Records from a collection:

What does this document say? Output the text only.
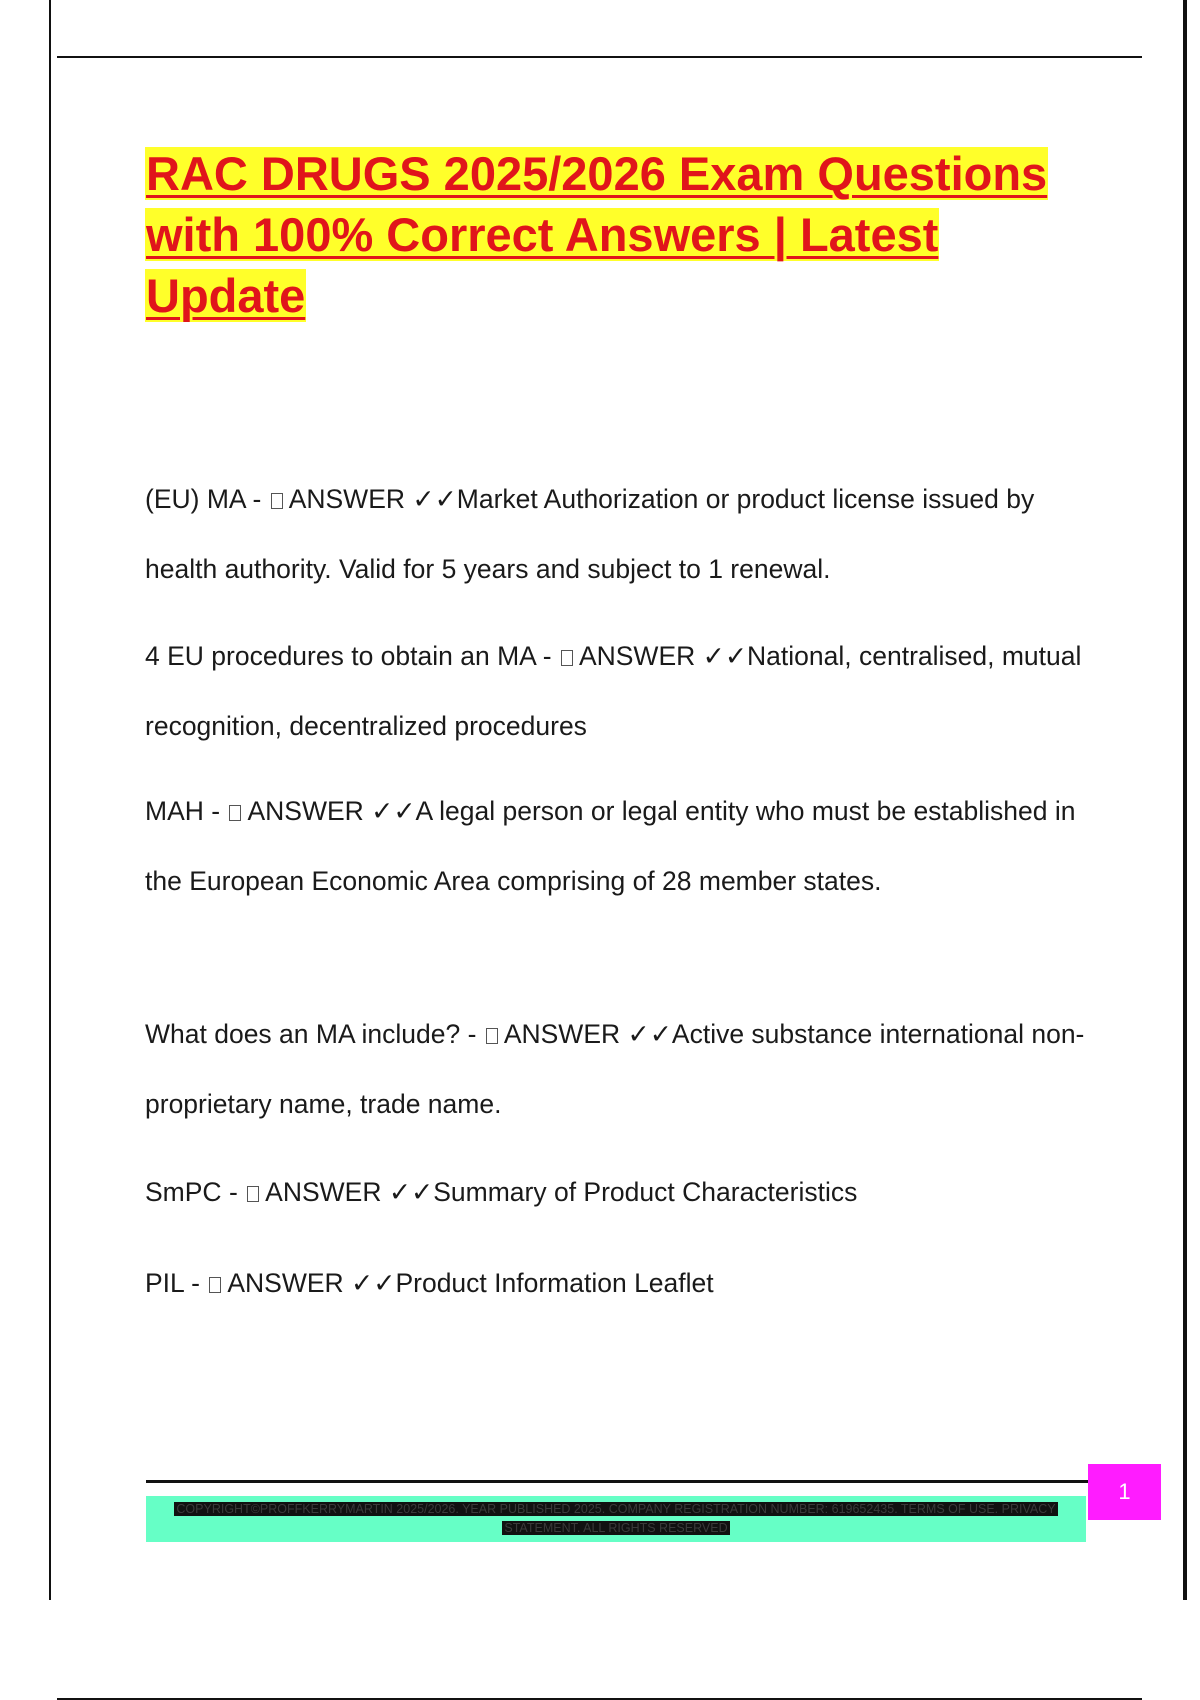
RAC DRUGS 2025/2026 Exam Questions with 100% Correct Answers | Latest Update

(EU) MA - ANSWER ✓✓Market Authorization or product license issued by health authority. Valid for 5 years and subject to 1 renewal.

4 EU procedures to obtain an MA - ANSWER ✓✓National, centralised, mutual recognition, decentralized procedures

MAH - ANSWER ✓✓A legal person or legal entity who must be established in the European Economic Area comprising of 28 member states.

What does an MA include? - ANSWER ✓✓Active substance international non-proprietary name, trade name.

SmPC - ANSWER ✓✓Summary of Product Characteristics

PIL - ANSWER ✓✓Product Information Leaflet

COPYRIGHT©PROFFKERRYMARTIN 2025/2026. YEAR PUBLISHED 2025. COMPANY REGISTRATION NUMBER: 619652435. TERMS OF USE. PRIVACY STATEMENT. ALL RIGHTS RESERVED
1
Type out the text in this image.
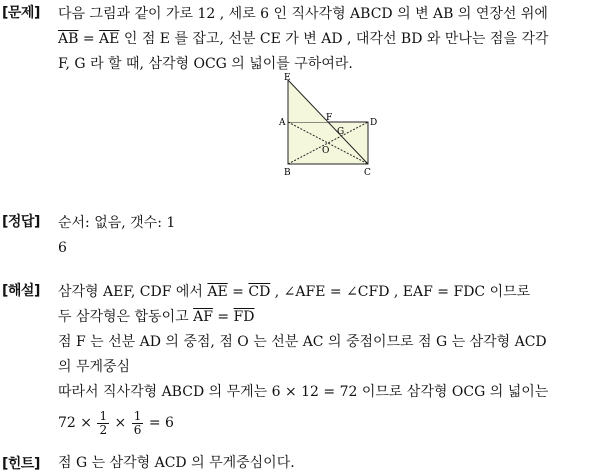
[문제] 다음 그림과 같이 가로 12 , 세로 6 인 직사각형 ABCD 의 변 AB 의 연장선 위에
$\overline{AB} = \overline{AE}$ 인 점 E 를 잡고, 선분 CE 가 변 AD , 대각선 BD 와 만나는 점을 각각
F, G 라 할 때, 삼각형 OCG 의 넓이를 구하여라.
E
A	F	D
G
O
B	C
[정답] 순서: 없음, 갯수: 1
6
[해설] 삼각형 AEF, CDF 에서 $\overline{AE} = \overline{CD}$ , ∠AFE = ∠CFD , EAF = FDC 이므로
두 삼각형은 합동이고 $\overline{AF} = \overline{FD}$
점 F 는 선분 AD 의 중점, 점 O 는 선분 AC 의 중점이므로 점 G 는 삼각형 ACD
의 무게중심
따라서 직사각형 ABCD 의 무게는 6 × 12 = 72 이므로 삼각형 OCG 의 넓이는
$72 \times \frac{1}{2} \times \frac{1}{6} = 6$
[힌트] 점 G 는 삼각형 ACD 의 무게중심이다.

PROBLEM TO WORK ON —
Pick out the lines containing the string "직사각형" and show them.

RESULT FOR THIS EXERCISE —
[문제] 다음 그림과 같이 가로 12 , 세로 6 인 직사각형 ABCD 의 변 AB 의 연장선 위에
따라서 직사각형 ABCD 의 무게는 6 × 12 = 72 이므로 삼각형 OCG 의 넓이는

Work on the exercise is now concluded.